__Rows from a figure dataset__.
-*-
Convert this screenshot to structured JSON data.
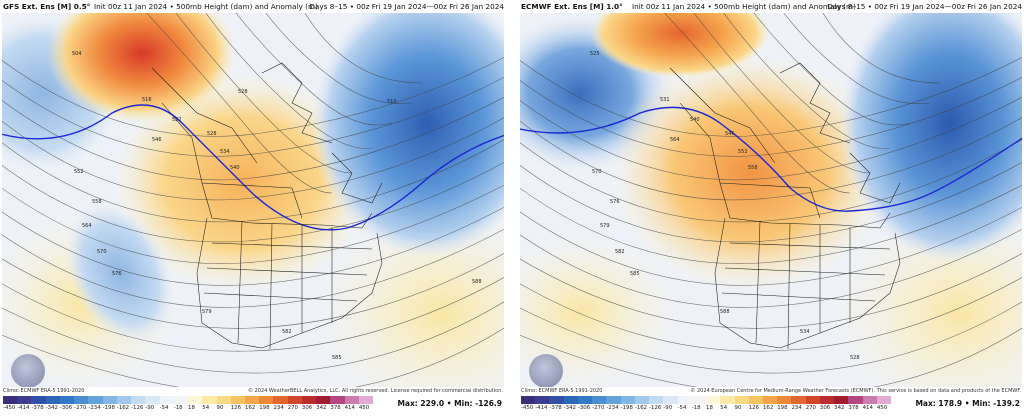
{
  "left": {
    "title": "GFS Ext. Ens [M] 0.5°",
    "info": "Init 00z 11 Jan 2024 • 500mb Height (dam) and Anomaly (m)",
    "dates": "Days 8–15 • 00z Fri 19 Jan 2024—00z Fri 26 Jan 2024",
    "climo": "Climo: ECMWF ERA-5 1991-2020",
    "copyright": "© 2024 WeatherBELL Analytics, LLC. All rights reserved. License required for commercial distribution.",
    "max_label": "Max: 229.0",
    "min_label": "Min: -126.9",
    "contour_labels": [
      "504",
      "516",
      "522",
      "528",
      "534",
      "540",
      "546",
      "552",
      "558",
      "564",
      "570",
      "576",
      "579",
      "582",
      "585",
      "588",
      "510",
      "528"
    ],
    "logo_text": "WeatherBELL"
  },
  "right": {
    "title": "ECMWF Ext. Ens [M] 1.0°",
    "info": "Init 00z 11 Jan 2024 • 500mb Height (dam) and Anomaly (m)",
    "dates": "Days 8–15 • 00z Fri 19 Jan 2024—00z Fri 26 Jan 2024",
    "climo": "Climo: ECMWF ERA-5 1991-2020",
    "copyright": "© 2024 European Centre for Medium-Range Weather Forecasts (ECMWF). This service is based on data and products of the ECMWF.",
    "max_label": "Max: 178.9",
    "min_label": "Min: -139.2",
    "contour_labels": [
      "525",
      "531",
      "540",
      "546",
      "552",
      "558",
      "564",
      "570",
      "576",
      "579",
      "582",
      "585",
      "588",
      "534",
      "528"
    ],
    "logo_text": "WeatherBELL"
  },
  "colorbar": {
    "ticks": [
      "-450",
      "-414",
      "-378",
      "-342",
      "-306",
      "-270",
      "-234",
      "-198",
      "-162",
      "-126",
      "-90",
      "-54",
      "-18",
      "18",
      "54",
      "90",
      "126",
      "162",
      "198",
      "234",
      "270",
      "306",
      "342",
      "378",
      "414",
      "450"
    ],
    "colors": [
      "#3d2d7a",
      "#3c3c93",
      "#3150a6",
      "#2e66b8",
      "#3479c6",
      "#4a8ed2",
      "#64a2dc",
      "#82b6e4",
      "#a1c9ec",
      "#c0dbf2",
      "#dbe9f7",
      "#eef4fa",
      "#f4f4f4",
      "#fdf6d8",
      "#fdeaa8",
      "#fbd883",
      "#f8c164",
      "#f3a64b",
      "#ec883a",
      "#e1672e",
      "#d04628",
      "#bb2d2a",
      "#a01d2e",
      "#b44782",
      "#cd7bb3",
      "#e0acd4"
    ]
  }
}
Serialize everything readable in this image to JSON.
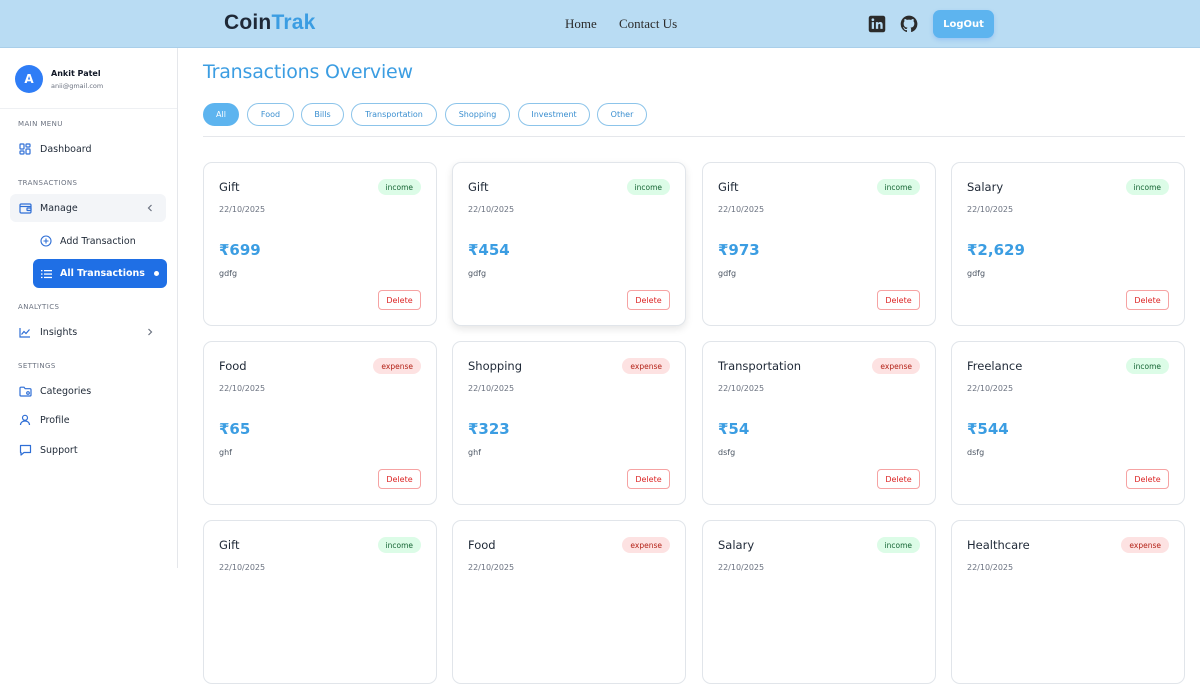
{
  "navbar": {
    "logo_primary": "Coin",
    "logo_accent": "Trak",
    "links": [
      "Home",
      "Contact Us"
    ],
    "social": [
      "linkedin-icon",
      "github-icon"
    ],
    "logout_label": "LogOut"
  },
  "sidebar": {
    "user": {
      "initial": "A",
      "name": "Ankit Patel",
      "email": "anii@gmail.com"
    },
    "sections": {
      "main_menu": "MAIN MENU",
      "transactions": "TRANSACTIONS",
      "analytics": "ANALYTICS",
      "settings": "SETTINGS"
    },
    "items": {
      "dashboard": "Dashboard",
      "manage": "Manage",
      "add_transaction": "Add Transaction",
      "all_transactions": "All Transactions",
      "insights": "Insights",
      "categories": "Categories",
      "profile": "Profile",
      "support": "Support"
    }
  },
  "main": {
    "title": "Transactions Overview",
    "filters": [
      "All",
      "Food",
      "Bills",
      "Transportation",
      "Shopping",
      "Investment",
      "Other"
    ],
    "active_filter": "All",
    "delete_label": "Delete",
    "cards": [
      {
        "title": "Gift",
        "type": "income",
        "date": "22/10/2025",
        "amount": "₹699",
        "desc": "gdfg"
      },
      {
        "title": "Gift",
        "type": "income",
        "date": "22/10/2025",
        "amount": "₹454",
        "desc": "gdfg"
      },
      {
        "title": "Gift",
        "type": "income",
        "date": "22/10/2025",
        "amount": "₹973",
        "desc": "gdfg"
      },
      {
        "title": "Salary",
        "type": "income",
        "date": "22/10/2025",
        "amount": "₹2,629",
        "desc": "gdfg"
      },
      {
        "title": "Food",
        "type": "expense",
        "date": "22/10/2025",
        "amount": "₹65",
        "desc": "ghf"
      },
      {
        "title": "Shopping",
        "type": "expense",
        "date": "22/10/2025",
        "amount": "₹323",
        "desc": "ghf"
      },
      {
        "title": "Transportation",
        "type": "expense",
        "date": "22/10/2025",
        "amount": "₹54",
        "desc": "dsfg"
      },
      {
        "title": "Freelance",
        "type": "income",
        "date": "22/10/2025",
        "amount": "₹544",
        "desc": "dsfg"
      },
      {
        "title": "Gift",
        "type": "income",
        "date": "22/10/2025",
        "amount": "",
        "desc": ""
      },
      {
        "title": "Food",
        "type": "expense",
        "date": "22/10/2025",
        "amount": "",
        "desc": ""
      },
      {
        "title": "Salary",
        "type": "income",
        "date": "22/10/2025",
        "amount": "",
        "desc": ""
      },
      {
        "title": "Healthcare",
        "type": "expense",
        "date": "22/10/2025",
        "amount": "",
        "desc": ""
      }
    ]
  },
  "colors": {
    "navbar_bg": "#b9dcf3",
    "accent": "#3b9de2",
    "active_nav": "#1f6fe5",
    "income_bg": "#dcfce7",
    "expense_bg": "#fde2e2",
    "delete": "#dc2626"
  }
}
-*-
__Problem statement__.
Reproduce each record from above exactly; pictures do not belong in the copy.

__Reply to the exercise__.
Convert this screenshot to structured JSON data.
{
  "left": {
    "title": "GFS Ext. Ens [M] 0.5°",
    "info": "Init 00z 11 Jan 2024 • 500mb Height (dam) and Anomaly (m)",
    "dates": "Days 8–15 • 00z Fri 19 Jan 2024—00z Fri 26 Jan 2024",
    "climo": "Climo: ECMWF ERA-5 1991-2020",
    "copyright": "© 2024 WeatherBELL Analytics, LLC. All rights reserved. License required for commercial distribution.",
    "max_label": "Max: 229.0",
    "min_label": "Min: -126.9",
    "contour_labels": [
      "504",
      "516",
      "522",
      "528",
      "534",
      "540",
      "546",
      "552",
      "558",
      "564",
      "570",
      "576",
      "579",
      "582",
      "585",
      "588",
      "510",
      "528"
    ],
    "logo_text": "WeatherBELL"
  },
  "right": {
    "title": "ECMWF Ext. Ens [M] 1.0°",
    "info": "Init 00z 11 Jan 2024 • 500mb Height (dam) and Anomaly (m)",
    "dates": "Days 8–15 • 00z Fri 19 Jan 2024—00z Fri 26 Jan 2024",
    "climo": "Climo: ECMWF ERA-5 1991-2020",
    "copyright": "© 2024 European Centre for Medium-Range Weather Forecasts (ECMWF). This service is based on data and products of the ECMWF.",
    "max_label": "Max: 178.9",
    "min_label": "Min: -139.2",
    "contour_labels": [
      "525",
      "531",
      "540",
      "546",
      "552",
      "558",
      "564",
      "570",
      "576",
      "579",
      "582",
      "585",
      "588",
      "534",
      "528"
    ],
    "logo_text": "WeatherBELL"
  },
  "colorbar": {
    "ticks": [
      "-450",
      "-414",
      "-378",
      "-342",
      "-306",
      "-270",
      "-234",
      "-198",
      "-162",
      "-126",
      "-90",
      "-54",
      "-18",
      "18",
      "54",
      "90",
      "126",
      "162",
      "198",
      "234",
      "270",
      "306",
      "342",
      "378",
      "414",
      "450"
    ],
    "colors": [
      "#3d2d7a",
      "#3c3c93",
      "#3150a6",
      "#2e66b8",
      "#3479c6",
      "#4a8ed2",
      "#64a2dc",
      "#82b6e4",
      "#a1c9ec",
      "#c0dbf2",
      "#dbe9f7",
      "#eef4fa",
      "#f4f4f4",
      "#fdf6d8",
      "#fdeaa8",
      "#fbd883",
      "#f8c164",
      "#f3a64b",
      "#ec883a",
      "#e1672e",
      "#d04628",
      "#bb2d2a",
      "#a01d2e",
      "#b44782",
      "#cd7bb3",
      "#e0acd4"
    ]
  }
}
Serialize everything readable in this image to JSON.
{
  "navbar": {
    "logo_primary": "Coin",
    "logo_accent": "Trak",
    "links": [
      "Home",
      "Contact Us"
    ],
    "social": [
      "linkedin-icon",
      "github-icon"
    ],
    "logout_label": "LogOut"
  },
  "sidebar": {
    "user": {
      "initial": "A",
      "name": "Ankit Patel",
      "email": "anii@gmail.com"
    },
    "sections": {
      "main_menu": "MAIN MENU",
      "transactions": "TRANSACTIONS",
      "analytics": "ANALYTICS",
      "settings": "SETTINGS"
    },
    "items": {
      "dashboard": "Dashboard",
      "manage": "Manage",
      "add_transaction": "Add Transaction",
      "all_transactions": "All Transactions",
      "insights": "Insights",
      "categories": "Categories",
      "profile": "Profile",
      "support": "Support"
    }
  },
  "main": {
    "title": "Transactions Overview",
    "filters": [
      "All",
      "Food",
      "Bills",
      "Transportation",
      "Shopping",
      "Investment",
      "Other"
    ],
    "active_filter": "All",
    "delete_label": "Delete",
    "cards": [
      {
        "title": "Gift",
        "type": "income",
        "date": "22/10/2025",
        "amount": "₹699",
        "desc": "gdfg"
      },
      {
        "title": "Gift",
        "type": "income",
        "date": "22/10/2025",
        "amount": "₹454",
        "desc": "gdfg"
      },
      {
        "title": "Gift",
        "type": "income",
        "date": "22/10/2025",
        "amount": "₹973",
        "desc": "gdfg"
      },
      {
        "title": "Salary",
        "type": "income",
        "date": "22/10/2025",
        "amount": "₹2,629",
        "desc": "gdfg"
      },
      {
        "title": "Food",
        "type": "expense",
        "date": "22/10/2025",
        "amount": "₹65",
        "desc": "ghf"
      },
      {
        "title": "Shopping",
        "type": "expense",
        "date": "22/10/2025",
        "amount": "₹323",
        "desc": "ghf"
      },
      {
        "title": "Transportation",
        "type": "expense",
        "date": "22/10/2025",
        "amount": "₹54",
        "desc": "dsfg"
      },
      {
        "title": "Freelance",
        "type": "income",
        "date": "22/10/2025",
        "amount": "₹544",
        "desc": "dsfg"
      },
      {
        "title": "Gift",
        "type": "income",
        "date": "22/10/2025",
        "amount": "",
        "desc": ""
      },
      {
        "title": "Food",
        "type": "expense",
        "date": "22/10/2025",
        "amount": "",
        "desc": ""
      },
      {
        "title": "Salary",
        "type": "income",
        "date": "22/10/2025",
        "amount": "",
        "desc": ""
      },
      {
        "title": "Healthcare",
        "type": "expense",
        "date": "22/10/2025",
        "amount": "",
        "desc": ""
      }
    ]
  },
  "colors": {
    "navbar_bg": "#b9dcf3",
    "accent": "#3b9de2",
    "active_nav": "#1f6fe5",
    "income_bg": "#dcfce7",
    "expense_bg": "#fde2e2",
    "delete": "#dc2626"
  }
}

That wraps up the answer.